═══ GIVEN RECORDS ═══

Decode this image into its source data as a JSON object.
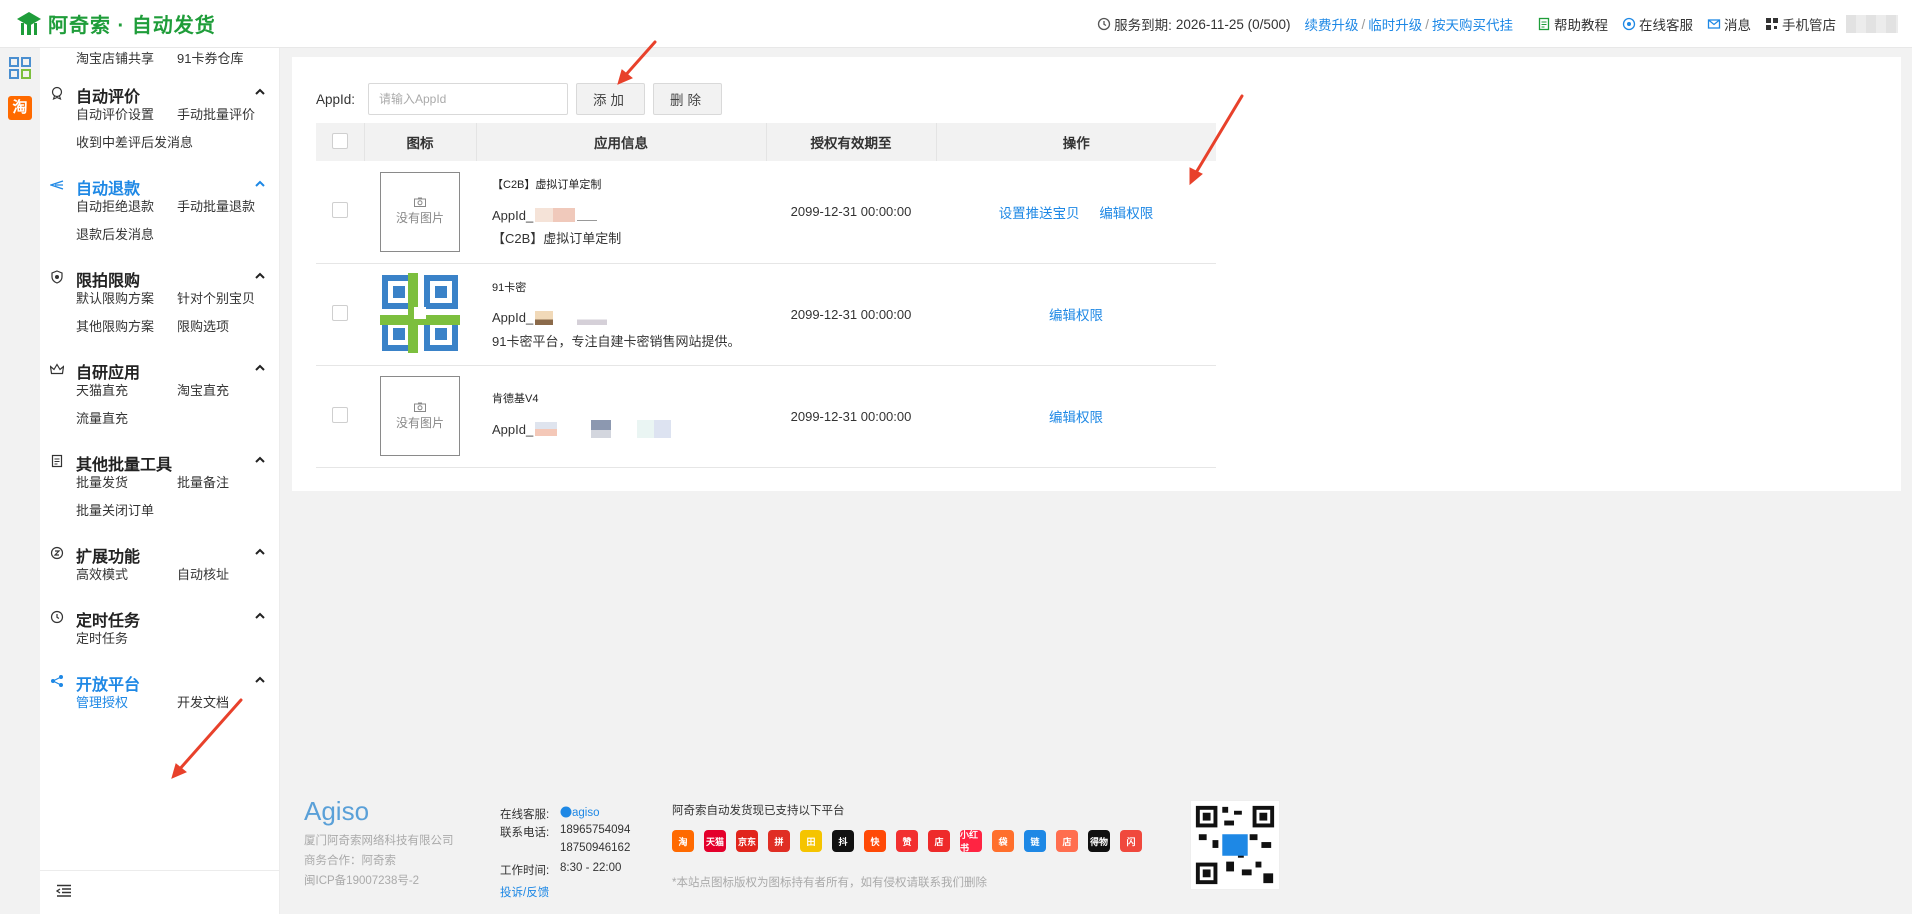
{
  "header": {
    "brand": "阿奇索 · 自动发货",
    "service_label": "服务到期:",
    "service_value": "2026-11-25 (0/500)",
    "links": [
      "续费升级",
      "临时升级",
      "按天购买代挂"
    ],
    "help": "帮助教程",
    "online": "在线客服",
    "messages": "消息",
    "mobile": "手机管店"
  },
  "sidebar": {
    "top_items": [
      "淘宝店铺共享",
      "91卡券仓库"
    ],
    "groups": [
      {
        "title": "自动评价",
        "icon": "badge-icon",
        "items": [
          "自动评价设置",
          "手动批量评价",
          "收到中差评后发消息"
        ]
      },
      {
        "title": "自动退款",
        "icon": "refund-icon",
        "items": [
          "自动拒绝退款",
          "手动批量退款",
          "退款后发消息"
        ]
      },
      {
        "title": "限拍限购",
        "icon": "shield-icon",
        "items": [
          "默认限购方案",
          "针对个别宝贝",
          "其他限购方案",
          "限购选项"
        ]
      },
      {
        "title": "自研应用",
        "icon": "crown-icon",
        "items": [
          "天猫直充",
          "淘宝直充",
          "流量直充"
        ]
      },
      {
        "title": "其他批量工具",
        "icon": "doc-icon",
        "items": [
          "批量发货",
          "批量备注",
          "批量关闭订单"
        ]
      },
      {
        "title": "扩展功能",
        "icon": "extend-icon",
        "items": [
          "高效模式",
          "自动核址"
        ]
      },
      {
        "title": "定时任务",
        "icon": "clock-icon",
        "items": [
          "定时任务"
        ]
      },
      {
        "title": "开放平台",
        "icon": "share-icon",
        "items": [
          "管理授权",
          "开发文档"
        ]
      }
    ]
  },
  "toolbar": {
    "label": "AppId:",
    "placeholder": "请输入AppId",
    "add": "添加",
    "delete": "删除"
  },
  "table": {
    "headers": [
      "图标",
      "应用信息",
      "授权有效期至",
      "操作"
    ],
    "no_image": "没有图片",
    "rows": [
      {
        "name": "【C2B】虚拟订单定制",
        "appid_prefix": "AppId_",
        "desc": "【C2B】虚拟订单定制",
        "expiry": "2099-12-31 00:00:00",
        "ops": [
          "设置推送宝贝",
          "编辑权限"
        ]
      },
      {
        "name": "91卡密",
        "appid_prefix": "AppId_",
        "desc": "91卡密平台，专注自建卡密销售网站提供。",
        "expiry": "2099-12-31 00:00:00",
        "ops": [
          "编辑权限"
        ]
      },
      {
        "name": "肯德基V4",
        "appid_prefix": "AppId_",
        "desc": "",
        "expiry": "2099-12-31 00:00:00",
        "ops": [
          "编辑权限"
        ]
      }
    ]
  },
  "footer": {
    "logo": "Agiso",
    "company": "厦门阿奇索网络科技有限公司",
    "partner": "商务合作：阿奇索",
    "icp": "闽ICP备19007238号-2",
    "online_label": "在线客服:",
    "online_value": "agiso",
    "phone_label": "联系电话:",
    "phone1": "18965754094",
    "phone2": "18750946162",
    "hours_label": "工作时间:",
    "hours_value": "8:30 - 22:00",
    "complaint": "投诉/反馈",
    "platforms_title": "阿奇索自动发货现已支持以下平台",
    "platforms": [
      {
        "label": "淘",
        "color": "#ff6a00"
      },
      {
        "label": "天猫",
        "color": "#e4002b"
      },
      {
        "label": "京东",
        "color": "#e1251b"
      },
      {
        "label": "拼",
        "color": "#e02e24"
      },
      {
        "label": "田",
        "color": "#f5c400"
      },
      {
        "label": "抖",
        "color": "#111111"
      },
      {
        "label": "快",
        "color": "#ff4906"
      },
      {
        "label": "赞",
        "color": "#f23030"
      },
      {
        "label": "店",
        "color": "#ee2a2a"
      },
      {
        "label": "小红书",
        "color": "#ff2442"
      },
      {
        "label": "袋",
        "color": "#ff6f2c"
      },
      {
        "label": "链",
        "color": "#1e88e5"
      },
      {
        "label": "店",
        "color": "#ff6e4f"
      },
      {
        "label": "得物",
        "color": "#111111"
      },
      {
        "label": "闪",
        "color": "#f0493d"
      }
    ],
    "disclaimer": "*本站点图标版权为图标持有者所有，如有侵权请联系我们删除"
  },
  "colors": {
    "brand": "#1f9d3a",
    "link": "#1e88e5",
    "arrow": "#e8412b"
  }
}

═══

▶ [AIM]
Give every record back exactly as it reads, with no images.

▶ [WRITTEN SOLUTION]
Decode this image into its source data as a JSON object.
{
  "header": {
    "brand": "阿奇索 · 自动发货",
    "service_label": "服务到期:",
    "service_value": "2026-11-25 (0/500)",
    "links": [
      "续费升级",
      "临时升级",
      "按天购买代挂"
    ],
    "help": "帮助教程",
    "online": "在线客服",
    "messages": "消息",
    "mobile": "手机管店"
  },
  "sidebar": {
    "top_items": [
      "淘宝店铺共享",
      "91卡券仓库"
    ],
    "groups": [
      {
        "title": "自动评价",
        "icon": "badge-icon",
        "items": [
          "自动评价设置",
          "手动批量评价",
          "收到中差评后发消息"
        ]
      },
      {
        "title": "自动退款",
        "icon": "refund-icon",
        "items": [
          "自动拒绝退款",
          "手动批量退款",
          "退款后发消息"
        ]
      },
      {
        "title": "限拍限购",
        "icon": "shield-icon",
        "items": [
          "默认限购方案",
          "针对个别宝贝",
          "其他限购方案",
          "限购选项"
        ]
      },
      {
        "title": "自研应用",
        "icon": "crown-icon",
        "items": [
          "天猫直充",
          "淘宝直充",
          "流量直充"
        ]
      },
      {
        "title": "其他批量工具",
        "icon": "doc-icon",
        "items": [
          "批量发货",
          "批量备注",
          "批量关闭订单"
        ]
      },
      {
        "title": "扩展功能",
        "icon": "extend-icon",
        "items": [
          "高效模式",
          "自动核址"
        ]
      },
      {
        "title": "定时任务",
        "icon": "clock-icon",
        "items": [
          "定时任务"
        ]
      },
      {
        "title": "开放平台",
        "icon": "share-icon",
        "items": [
          "管理授权",
          "开发文档"
        ]
      }
    ]
  },
  "toolbar": {
    "label": "AppId:",
    "placeholder": "请输入AppId",
    "add": "添加",
    "delete": "删除"
  },
  "table": {
    "headers": [
      "图标",
      "应用信息",
      "授权有效期至",
      "操作"
    ],
    "no_image": "没有图片",
    "rows": [
      {
        "name": "【C2B】虚拟订单定制",
        "appid_prefix": "AppId_",
        "desc": "【C2B】虚拟订单定制",
        "expiry": "2099-12-31 00:00:00",
        "ops": [
          "设置推送宝贝",
          "编辑权限"
        ]
      },
      {
        "name": "91卡密",
        "appid_prefix": "AppId_",
        "desc": "91卡密平台，专注自建卡密销售网站提供。",
        "expiry": "2099-12-31 00:00:00",
        "ops": [
          "编辑权限"
        ]
      },
      {
        "name": "肯德基V4",
        "appid_prefix": "AppId_",
        "desc": "",
        "expiry": "2099-12-31 00:00:00",
        "ops": [
          "编辑权限"
        ]
      }
    ]
  },
  "footer": {
    "logo": "Agiso",
    "company": "厦门阿奇索网络科技有限公司",
    "partner": "商务合作：阿奇索",
    "icp": "闽ICP备19007238号-2",
    "online_label": "在线客服:",
    "online_value": "agiso",
    "phone_label": "联系电话:",
    "phone1": "18965754094",
    "phone2": "18750946162",
    "hours_label": "工作时间:",
    "hours_value": "8:30 - 22:00",
    "complaint": "投诉/反馈",
    "platforms_title": "阿奇索自动发货现已支持以下平台",
    "platforms": [
      {
        "label": "淘",
        "color": "#ff6a00"
      },
      {
        "label": "天猫",
        "color": "#e4002b"
      },
      {
        "label": "京东",
        "color": "#e1251b"
      },
      {
        "label": "拼",
        "color": "#e02e24"
      },
      {
        "label": "田",
        "color": "#f5c400"
      },
      {
        "label": "抖",
        "color": "#111111"
      },
      {
        "label": "快",
        "color": "#ff4906"
      },
      {
        "label": "赞",
        "color": "#f23030"
      },
      {
        "label": "店",
        "color": "#ee2a2a"
      },
      {
        "label": "小红书",
        "color": "#ff2442"
      },
      {
        "label": "袋",
        "color": "#ff6f2c"
      },
      {
        "label": "链",
        "color": "#1e88e5"
      },
      {
        "label": "店",
        "color": "#ff6e4f"
      },
      {
        "label": "得物",
        "color": "#111111"
      },
      {
        "label": "闪",
        "color": "#f0493d"
      }
    ],
    "disclaimer": "*本站点图标版权为图标持有者所有，如有侵权请联系我们删除"
  },
  "colors": {
    "brand": "#1f9d3a",
    "link": "#1e88e5",
    "arrow": "#e8412b"
  }
}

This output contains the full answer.